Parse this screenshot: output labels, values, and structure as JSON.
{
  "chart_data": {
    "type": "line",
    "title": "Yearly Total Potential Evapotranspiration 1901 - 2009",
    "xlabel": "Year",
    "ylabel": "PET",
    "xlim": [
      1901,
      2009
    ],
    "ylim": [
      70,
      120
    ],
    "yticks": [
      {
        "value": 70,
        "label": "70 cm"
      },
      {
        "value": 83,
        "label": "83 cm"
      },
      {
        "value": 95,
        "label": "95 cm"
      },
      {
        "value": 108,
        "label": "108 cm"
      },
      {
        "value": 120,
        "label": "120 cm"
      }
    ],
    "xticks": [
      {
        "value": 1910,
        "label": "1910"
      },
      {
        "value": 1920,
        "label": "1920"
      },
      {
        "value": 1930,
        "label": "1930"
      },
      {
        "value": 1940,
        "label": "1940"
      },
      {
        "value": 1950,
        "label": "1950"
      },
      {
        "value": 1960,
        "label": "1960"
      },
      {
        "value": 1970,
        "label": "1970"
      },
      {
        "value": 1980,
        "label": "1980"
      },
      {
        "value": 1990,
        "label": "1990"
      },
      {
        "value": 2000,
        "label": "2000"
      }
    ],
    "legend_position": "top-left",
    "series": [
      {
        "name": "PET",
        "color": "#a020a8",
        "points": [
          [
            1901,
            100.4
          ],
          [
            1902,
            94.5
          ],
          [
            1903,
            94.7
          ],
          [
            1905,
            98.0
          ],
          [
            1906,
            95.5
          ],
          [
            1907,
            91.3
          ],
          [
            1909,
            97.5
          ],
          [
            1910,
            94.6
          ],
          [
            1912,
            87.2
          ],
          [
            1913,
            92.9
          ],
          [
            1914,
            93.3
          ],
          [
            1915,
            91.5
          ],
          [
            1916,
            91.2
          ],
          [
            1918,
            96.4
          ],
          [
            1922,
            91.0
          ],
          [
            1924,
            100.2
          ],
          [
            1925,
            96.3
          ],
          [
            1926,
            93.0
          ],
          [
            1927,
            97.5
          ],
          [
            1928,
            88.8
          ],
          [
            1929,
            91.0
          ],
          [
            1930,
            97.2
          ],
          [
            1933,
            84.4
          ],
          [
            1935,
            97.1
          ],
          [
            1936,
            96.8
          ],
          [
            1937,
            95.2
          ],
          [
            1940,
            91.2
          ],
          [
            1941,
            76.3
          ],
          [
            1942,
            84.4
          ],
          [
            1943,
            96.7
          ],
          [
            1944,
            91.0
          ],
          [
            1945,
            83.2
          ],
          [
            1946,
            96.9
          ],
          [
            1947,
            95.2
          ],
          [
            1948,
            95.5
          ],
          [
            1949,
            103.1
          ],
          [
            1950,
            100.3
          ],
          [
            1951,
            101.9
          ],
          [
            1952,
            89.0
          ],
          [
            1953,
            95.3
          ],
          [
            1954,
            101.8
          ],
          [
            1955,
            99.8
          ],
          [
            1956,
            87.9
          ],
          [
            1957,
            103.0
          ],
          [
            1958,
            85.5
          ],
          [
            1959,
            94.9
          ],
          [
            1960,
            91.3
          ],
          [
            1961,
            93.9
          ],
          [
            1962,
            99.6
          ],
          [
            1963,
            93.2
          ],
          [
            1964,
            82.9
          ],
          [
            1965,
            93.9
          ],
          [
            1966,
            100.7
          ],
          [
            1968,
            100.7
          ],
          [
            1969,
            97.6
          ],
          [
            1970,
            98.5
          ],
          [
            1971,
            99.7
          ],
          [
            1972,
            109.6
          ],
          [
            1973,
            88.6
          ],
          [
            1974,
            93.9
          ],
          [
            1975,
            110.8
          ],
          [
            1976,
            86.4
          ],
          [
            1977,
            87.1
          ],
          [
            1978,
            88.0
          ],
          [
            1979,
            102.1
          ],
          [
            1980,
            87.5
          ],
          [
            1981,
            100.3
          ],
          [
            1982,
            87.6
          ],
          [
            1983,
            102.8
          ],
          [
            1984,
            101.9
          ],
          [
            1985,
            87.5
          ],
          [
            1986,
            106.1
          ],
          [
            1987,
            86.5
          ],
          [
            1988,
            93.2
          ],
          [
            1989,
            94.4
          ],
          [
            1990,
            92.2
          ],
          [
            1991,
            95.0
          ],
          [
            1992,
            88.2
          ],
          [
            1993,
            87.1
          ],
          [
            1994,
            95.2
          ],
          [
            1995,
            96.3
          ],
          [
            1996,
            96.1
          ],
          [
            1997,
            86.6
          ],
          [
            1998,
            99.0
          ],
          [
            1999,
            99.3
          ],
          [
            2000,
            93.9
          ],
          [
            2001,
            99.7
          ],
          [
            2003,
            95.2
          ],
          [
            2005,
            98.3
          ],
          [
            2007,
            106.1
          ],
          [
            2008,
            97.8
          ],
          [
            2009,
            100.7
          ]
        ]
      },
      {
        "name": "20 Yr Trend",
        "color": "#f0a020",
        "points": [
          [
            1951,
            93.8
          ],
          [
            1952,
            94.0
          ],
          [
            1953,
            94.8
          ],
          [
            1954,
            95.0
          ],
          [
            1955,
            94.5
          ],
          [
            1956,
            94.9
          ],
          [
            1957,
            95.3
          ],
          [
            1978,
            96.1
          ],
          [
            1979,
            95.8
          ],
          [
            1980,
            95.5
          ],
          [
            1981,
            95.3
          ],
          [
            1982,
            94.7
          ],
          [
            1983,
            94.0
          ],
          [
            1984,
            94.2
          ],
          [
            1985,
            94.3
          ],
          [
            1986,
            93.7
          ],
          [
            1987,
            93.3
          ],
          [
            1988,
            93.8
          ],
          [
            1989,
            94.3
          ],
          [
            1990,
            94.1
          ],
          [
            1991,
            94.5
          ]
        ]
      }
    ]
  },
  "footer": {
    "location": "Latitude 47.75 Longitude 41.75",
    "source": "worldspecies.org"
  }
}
*****
# Objective
Repeat back the data above, exact to the last character.

# Response
Parse this screenshot: output labels, values, and structure as JSON.
{
  "chart_data": {
    "type": "line",
    "title": "Yearly Total Potential Evapotranspiration 1901 - 2009",
    "xlabel": "Year",
    "ylabel": "PET",
    "xlim": [
      1901,
      2009
    ],
    "ylim": [
      70,
      120
    ],
    "yticks": [
      {
        "value": 70,
        "label": "70 cm"
      },
      {
        "value": 83,
        "label": "83 cm"
      },
      {
        "value": 95,
        "label": "95 cm"
      },
      {
        "value": 108,
        "label": "108 cm"
      },
      {
        "value": 120,
        "label": "120 cm"
      }
    ],
    "xticks": [
      {
        "value": 1910,
        "label": "1910"
      },
      {
        "value": 1920,
        "label": "1920"
      },
      {
        "value": 1930,
        "label": "1930"
      },
      {
        "value": 1940,
        "label": "1940"
      },
      {
        "value": 1950,
        "label": "1950"
      },
      {
        "value": 1960,
        "label": "1960"
      },
      {
        "value": 1970,
        "label": "1970"
      },
      {
        "value": 1980,
        "label": "1980"
      },
      {
        "value": 1990,
        "label": "1990"
      },
      {
        "value": 2000,
        "label": "2000"
      }
    ],
    "legend_position": "top-left",
    "series": [
      {
        "name": "PET",
        "color": "#a020a8",
        "points": [
          [
            1901,
            100.4
          ],
          [
            1902,
            94.5
          ],
          [
            1903,
            94.7
          ],
          [
            1905,
            98.0
          ],
          [
            1906,
            95.5
          ],
          [
            1907,
            91.3
          ],
          [
            1909,
            97.5
          ],
          [
            1910,
            94.6
          ],
          [
            1912,
            87.2
          ],
          [
            1913,
            92.9
          ],
          [
            1914,
            93.3
          ],
          [
            1915,
            91.5
          ],
          [
            1916,
            91.2
          ],
          [
            1918,
            96.4
          ],
          [
            1922,
            91.0
          ],
          [
            1924,
            100.2
          ],
          [
            1925,
            96.3
          ],
          [
            1926,
            93.0
          ],
          [
            1927,
            97.5
          ],
          [
            1928,
            88.8
          ],
          [
            1929,
            91.0
          ],
          [
            1930,
            97.2
          ],
          [
            1933,
            84.4
          ],
          [
            1935,
            97.1
          ],
          [
            1936,
            96.8
          ],
          [
            1937,
            95.2
          ],
          [
            1940,
            91.2
          ],
          [
            1941,
            76.3
          ],
          [
            1942,
            84.4
          ],
          [
            1943,
            96.7
          ],
          [
            1944,
            91.0
          ],
          [
            1945,
            83.2
          ],
          [
            1946,
            96.9
          ],
          [
            1947,
            95.2
          ],
          [
            1948,
            95.5
          ],
          [
            1949,
            103.1
          ],
          [
            1950,
            100.3
          ],
          [
            1951,
            101.9
          ],
          [
            1952,
            89.0
          ],
          [
            1953,
            95.3
          ],
          [
            1954,
            101.8
          ],
          [
            1955,
            99.8
          ],
          [
            1956,
            87.9
          ],
          [
            1957,
            103.0
          ],
          [
            1958,
            85.5
          ],
          [
            1959,
            94.9
          ],
          [
            1960,
            91.3
          ],
          [
            1961,
            93.9
          ],
          [
            1962,
            99.6
          ],
          [
            1963,
            93.2
          ],
          [
            1964,
            82.9
          ],
          [
            1965,
            93.9
          ],
          [
            1966,
            100.7
          ],
          [
            1968,
            100.7
          ],
          [
            1969,
            97.6
          ],
          [
            1970,
            98.5
          ],
          [
            1971,
            99.7
          ],
          [
            1972,
            109.6
          ],
          [
            1973,
            88.6
          ],
          [
            1974,
            93.9
          ],
          [
            1975,
            110.8
          ],
          [
            1976,
            86.4
          ],
          [
            1977,
            87.1
          ],
          [
            1978,
            88.0
          ],
          [
            1979,
            102.1
          ],
          [
            1980,
            87.5
          ],
          [
            1981,
            100.3
          ],
          [
            1982,
            87.6
          ],
          [
            1983,
            102.8
          ],
          [
            1984,
            101.9
          ],
          [
            1985,
            87.5
          ],
          [
            1986,
            106.1
          ],
          [
            1987,
            86.5
          ],
          [
            1988,
            93.2
          ],
          [
            1989,
            94.4
          ],
          [
            1990,
            92.2
          ],
          [
            1991,
            95.0
          ],
          [
            1992,
            88.2
          ],
          [
            1993,
            87.1
          ],
          [
            1994,
            95.2
          ],
          [
            1995,
            96.3
          ],
          [
            1996,
            96.1
          ],
          [
            1997,
            86.6
          ],
          [
            1998,
            99.0
          ],
          [
            1999,
            99.3
          ],
          [
            2000,
            93.9
          ],
          [
            2001,
            99.7
          ],
          [
            2003,
            95.2
          ],
          [
            2005,
            98.3
          ],
          [
            2007,
            106.1
          ],
          [
            2008,
            97.8
          ],
          [
            2009,
            100.7
          ]
        ]
      },
      {
        "name": "20 Yr Trend",
        "color": "#f0a020",
        "points": [
          [
            1951,
            93.8
          ],
          [
            1952,
            94.0
          ],
          [
            1953,
            94.8
          ],
          [
            1954,
            95.0
          ],
          [
            1955,
            94.5
          ],
          [
            1956,
            94.9
          ],
          [
            1957,
            95.3
          ],
          [
            1978,
            96.1
          ],
          [
            1979,
            95.8
          ],
          [
            1980,
            95.5
          ],
          [
            1981,
            95.3
          ],
          [
            1982,
            94.7
          ],
          [
            1983,
            94.0
          ],
          [
            1984,
            94.2
          ],
          [
            1985,
            94.3
          ],
          [
            1986,
            93.7
          ],
          [
            1987,
            93.3
          ],
          [
            1988,
            93.8
          ],
          [
            1989,
            94.3
          ],
          [
            1990,
            94.1
          ],
          [
            1991,
            94.5
          ]
        ]
      }
    ]
  },
  "footer": {
    "location": "Latitude 47.75 Longitude 41.75",
    "source": "worldspecies.org"
  }
}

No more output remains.